- _RECORD LIST_
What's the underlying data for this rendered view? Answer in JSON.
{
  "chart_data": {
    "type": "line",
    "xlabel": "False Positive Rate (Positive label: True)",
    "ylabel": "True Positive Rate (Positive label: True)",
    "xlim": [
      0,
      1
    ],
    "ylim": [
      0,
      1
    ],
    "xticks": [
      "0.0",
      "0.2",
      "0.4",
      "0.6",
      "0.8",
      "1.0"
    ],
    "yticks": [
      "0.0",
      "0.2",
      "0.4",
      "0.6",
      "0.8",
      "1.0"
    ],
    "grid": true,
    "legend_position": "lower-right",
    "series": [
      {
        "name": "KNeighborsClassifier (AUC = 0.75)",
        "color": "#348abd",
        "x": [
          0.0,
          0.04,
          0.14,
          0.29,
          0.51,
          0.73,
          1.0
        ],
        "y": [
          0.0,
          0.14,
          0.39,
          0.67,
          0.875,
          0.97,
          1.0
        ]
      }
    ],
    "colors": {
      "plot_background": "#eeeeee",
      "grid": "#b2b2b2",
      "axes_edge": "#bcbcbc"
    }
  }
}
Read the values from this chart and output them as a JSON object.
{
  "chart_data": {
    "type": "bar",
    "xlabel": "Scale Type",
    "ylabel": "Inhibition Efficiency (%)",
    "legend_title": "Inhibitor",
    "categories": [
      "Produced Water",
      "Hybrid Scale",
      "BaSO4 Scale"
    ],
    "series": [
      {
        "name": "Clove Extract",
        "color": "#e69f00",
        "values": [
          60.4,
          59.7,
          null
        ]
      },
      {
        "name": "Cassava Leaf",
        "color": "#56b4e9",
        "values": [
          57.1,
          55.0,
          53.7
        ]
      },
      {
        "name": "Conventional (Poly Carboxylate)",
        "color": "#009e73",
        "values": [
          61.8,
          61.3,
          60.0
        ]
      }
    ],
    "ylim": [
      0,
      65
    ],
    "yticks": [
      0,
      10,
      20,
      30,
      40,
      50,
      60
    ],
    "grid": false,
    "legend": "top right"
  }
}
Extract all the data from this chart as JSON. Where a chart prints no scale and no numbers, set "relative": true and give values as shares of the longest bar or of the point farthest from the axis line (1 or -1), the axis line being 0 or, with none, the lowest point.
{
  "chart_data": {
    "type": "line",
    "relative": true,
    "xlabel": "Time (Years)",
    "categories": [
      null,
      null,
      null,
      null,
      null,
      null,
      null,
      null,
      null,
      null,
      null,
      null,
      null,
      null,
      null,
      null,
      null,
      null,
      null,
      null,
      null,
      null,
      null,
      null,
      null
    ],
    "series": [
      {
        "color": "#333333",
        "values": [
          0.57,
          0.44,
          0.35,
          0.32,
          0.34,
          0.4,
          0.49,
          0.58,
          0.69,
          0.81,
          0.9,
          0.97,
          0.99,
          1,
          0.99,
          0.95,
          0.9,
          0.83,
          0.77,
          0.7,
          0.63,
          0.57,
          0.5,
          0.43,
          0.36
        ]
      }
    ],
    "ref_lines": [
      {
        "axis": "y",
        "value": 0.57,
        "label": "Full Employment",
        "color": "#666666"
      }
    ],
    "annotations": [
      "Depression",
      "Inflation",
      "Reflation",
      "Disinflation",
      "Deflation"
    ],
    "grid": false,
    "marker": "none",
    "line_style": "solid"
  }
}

- _GOAL OF THE EXERCISE_
In the entries above, identify every line with the string "Extract".

- _TASK OUTPUT_
        "name": "Clove Extract",
Extract all the data from this chart as JSON. Where a chart prints no scale and no numbers, set "relative": true and give values as shares of the longest bar or of the point farthest from the axis line (1 or -1), the axis line being 0 or, with none, the lowest point.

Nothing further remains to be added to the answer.